Dataset entries
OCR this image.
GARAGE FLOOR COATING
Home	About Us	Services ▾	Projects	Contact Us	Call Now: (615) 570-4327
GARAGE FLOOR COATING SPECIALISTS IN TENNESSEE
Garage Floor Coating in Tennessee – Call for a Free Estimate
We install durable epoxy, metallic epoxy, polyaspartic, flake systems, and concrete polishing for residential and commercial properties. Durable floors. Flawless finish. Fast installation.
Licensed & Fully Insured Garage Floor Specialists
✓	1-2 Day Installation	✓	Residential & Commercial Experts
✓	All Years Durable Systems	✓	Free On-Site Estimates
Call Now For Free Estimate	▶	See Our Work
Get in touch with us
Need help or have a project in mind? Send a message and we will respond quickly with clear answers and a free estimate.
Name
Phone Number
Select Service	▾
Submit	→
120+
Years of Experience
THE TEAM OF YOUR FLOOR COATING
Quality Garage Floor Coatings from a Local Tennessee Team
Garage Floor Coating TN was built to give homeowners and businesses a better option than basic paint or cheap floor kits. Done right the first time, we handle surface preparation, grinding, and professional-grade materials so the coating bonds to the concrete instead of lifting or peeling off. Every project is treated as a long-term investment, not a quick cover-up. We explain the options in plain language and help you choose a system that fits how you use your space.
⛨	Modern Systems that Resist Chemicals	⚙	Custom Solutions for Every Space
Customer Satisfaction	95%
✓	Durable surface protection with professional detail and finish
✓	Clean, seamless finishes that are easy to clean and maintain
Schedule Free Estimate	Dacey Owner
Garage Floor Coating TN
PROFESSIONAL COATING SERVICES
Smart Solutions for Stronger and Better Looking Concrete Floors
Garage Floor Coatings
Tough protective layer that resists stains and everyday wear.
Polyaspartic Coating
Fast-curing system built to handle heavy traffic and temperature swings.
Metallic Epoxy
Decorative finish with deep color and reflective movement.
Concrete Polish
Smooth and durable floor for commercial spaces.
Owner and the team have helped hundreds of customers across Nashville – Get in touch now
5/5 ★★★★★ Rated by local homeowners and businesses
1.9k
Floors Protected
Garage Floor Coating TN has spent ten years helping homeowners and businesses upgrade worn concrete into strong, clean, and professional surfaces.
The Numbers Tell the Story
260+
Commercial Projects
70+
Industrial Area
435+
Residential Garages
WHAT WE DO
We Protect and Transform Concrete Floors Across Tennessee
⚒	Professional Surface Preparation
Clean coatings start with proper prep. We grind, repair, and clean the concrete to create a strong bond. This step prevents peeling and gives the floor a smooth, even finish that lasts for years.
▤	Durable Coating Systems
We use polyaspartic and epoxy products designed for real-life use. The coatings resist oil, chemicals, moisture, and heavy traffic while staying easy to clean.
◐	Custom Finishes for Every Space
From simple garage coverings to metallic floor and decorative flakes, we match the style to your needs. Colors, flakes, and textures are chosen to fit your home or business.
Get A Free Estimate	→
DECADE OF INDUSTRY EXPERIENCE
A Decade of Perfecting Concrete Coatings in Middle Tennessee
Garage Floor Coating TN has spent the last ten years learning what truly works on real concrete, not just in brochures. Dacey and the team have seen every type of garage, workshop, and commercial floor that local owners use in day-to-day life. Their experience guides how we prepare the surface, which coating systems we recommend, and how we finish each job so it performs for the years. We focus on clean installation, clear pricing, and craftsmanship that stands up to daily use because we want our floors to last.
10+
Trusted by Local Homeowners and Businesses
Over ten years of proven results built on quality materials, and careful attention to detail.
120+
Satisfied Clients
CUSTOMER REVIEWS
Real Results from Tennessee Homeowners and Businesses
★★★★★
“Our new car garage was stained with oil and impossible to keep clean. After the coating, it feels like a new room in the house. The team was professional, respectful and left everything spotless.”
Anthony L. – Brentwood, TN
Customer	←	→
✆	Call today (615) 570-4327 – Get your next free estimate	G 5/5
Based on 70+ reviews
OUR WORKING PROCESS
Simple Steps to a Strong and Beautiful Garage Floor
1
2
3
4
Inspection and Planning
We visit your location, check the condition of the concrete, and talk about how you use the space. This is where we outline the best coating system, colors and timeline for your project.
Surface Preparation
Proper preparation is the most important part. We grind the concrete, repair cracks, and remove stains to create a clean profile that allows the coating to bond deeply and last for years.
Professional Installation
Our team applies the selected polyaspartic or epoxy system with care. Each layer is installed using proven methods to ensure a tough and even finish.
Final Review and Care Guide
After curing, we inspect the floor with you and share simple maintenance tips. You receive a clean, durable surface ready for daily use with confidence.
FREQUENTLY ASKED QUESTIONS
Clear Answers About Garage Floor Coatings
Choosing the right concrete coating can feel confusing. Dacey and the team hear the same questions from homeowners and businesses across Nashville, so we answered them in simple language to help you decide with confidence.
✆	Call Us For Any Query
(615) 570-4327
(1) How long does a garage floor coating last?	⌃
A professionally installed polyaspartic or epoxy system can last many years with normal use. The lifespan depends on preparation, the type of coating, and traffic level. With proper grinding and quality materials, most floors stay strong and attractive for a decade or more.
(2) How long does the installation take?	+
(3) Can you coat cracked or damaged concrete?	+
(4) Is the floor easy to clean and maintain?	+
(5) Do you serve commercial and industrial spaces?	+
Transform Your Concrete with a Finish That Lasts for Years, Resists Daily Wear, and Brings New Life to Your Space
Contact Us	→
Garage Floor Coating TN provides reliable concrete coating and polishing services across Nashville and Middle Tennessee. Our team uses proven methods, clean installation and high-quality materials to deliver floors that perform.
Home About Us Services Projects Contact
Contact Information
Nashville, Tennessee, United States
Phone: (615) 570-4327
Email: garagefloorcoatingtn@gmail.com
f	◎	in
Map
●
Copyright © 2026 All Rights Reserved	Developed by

* * *

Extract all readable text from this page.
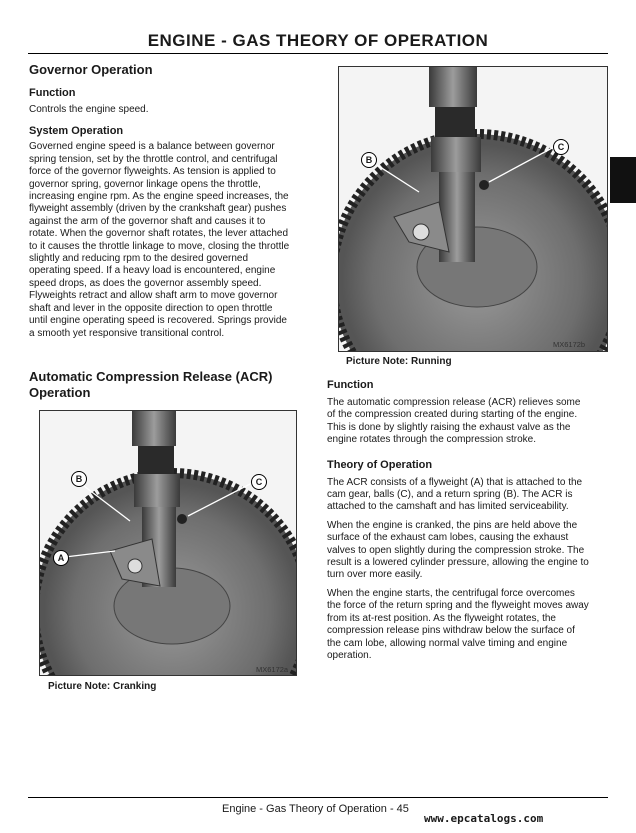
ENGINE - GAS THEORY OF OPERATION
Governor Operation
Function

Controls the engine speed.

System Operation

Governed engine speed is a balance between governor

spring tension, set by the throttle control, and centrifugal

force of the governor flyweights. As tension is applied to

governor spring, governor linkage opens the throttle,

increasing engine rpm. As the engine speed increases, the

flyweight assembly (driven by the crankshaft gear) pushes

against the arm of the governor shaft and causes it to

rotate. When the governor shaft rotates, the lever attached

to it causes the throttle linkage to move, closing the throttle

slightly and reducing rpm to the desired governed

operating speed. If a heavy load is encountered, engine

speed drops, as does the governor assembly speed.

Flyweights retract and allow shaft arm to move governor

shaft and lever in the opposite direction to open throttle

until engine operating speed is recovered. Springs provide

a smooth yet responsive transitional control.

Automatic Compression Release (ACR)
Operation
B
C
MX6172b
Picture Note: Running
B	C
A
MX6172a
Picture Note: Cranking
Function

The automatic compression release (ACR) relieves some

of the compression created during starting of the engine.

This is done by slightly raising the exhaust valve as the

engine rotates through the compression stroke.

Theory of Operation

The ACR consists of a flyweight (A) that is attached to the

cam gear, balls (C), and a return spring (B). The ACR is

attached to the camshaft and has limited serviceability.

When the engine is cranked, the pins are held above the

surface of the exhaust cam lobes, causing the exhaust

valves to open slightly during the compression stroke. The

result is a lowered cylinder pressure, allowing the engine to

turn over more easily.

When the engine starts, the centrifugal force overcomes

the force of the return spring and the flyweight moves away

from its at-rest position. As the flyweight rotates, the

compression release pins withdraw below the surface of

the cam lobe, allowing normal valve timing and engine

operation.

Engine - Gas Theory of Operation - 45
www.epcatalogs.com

--

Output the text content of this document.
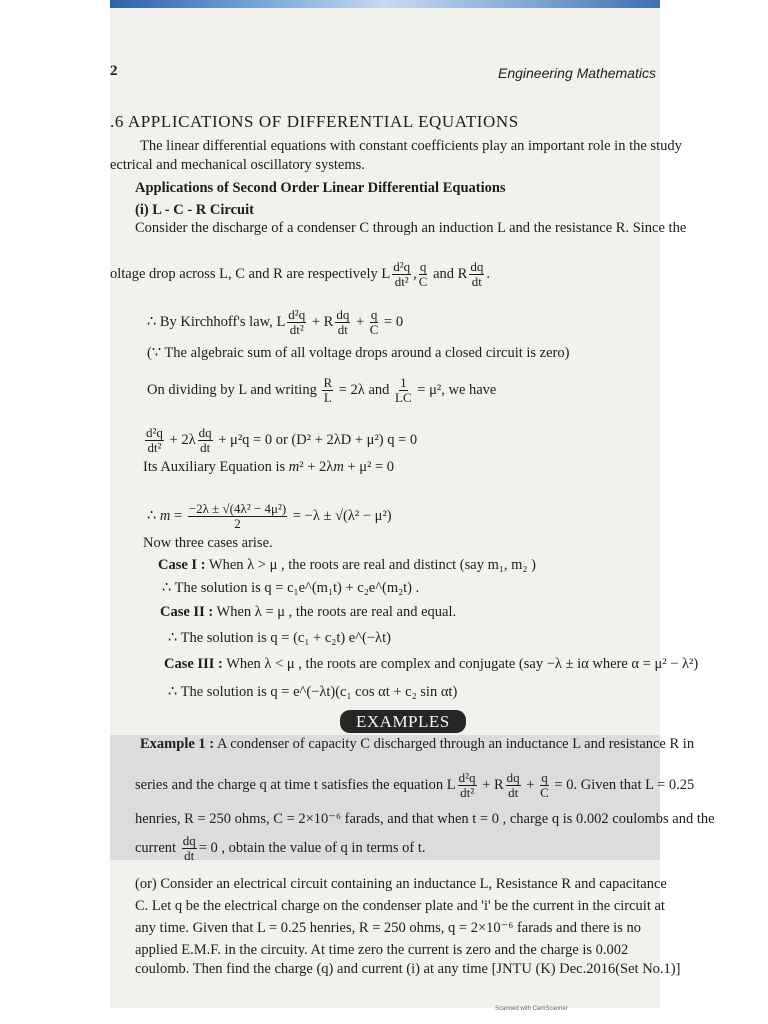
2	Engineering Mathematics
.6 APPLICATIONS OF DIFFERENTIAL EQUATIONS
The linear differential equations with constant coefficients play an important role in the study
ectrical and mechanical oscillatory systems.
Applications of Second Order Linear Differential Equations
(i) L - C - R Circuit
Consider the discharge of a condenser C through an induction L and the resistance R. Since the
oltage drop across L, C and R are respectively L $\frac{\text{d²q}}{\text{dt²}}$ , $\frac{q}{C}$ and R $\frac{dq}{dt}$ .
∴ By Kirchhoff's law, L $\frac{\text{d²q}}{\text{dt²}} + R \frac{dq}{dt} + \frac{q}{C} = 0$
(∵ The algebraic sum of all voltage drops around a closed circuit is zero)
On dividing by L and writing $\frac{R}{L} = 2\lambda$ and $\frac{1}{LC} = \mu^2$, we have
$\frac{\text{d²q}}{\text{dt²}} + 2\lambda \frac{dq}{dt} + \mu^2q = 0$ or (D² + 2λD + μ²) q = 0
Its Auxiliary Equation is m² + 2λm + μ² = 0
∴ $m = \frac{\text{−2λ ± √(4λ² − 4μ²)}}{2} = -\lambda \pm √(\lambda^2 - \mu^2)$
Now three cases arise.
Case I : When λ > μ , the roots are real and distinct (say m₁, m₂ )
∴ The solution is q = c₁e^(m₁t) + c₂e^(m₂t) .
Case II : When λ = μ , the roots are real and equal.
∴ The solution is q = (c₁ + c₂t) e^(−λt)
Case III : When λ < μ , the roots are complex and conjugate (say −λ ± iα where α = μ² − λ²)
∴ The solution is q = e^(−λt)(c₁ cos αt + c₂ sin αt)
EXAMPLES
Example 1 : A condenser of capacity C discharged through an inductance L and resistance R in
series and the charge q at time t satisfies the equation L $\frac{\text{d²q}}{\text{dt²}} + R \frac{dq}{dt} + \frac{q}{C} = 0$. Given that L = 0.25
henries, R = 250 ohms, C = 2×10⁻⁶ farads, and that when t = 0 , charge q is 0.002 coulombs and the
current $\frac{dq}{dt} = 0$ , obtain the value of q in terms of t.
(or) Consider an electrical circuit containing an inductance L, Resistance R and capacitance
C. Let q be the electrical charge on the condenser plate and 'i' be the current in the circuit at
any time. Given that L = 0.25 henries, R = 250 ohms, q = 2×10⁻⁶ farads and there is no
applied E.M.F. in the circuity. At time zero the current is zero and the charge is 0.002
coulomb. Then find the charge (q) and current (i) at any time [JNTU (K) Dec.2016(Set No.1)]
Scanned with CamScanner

■ **AIM**:
Reproduce each line of the entries in which the word "does" is found.

■ **REPLY**:
(1) How long does a garage floor coating last?	⌃
(2) How long does the installation take?	+
speed drops, as does the governor assembly speed.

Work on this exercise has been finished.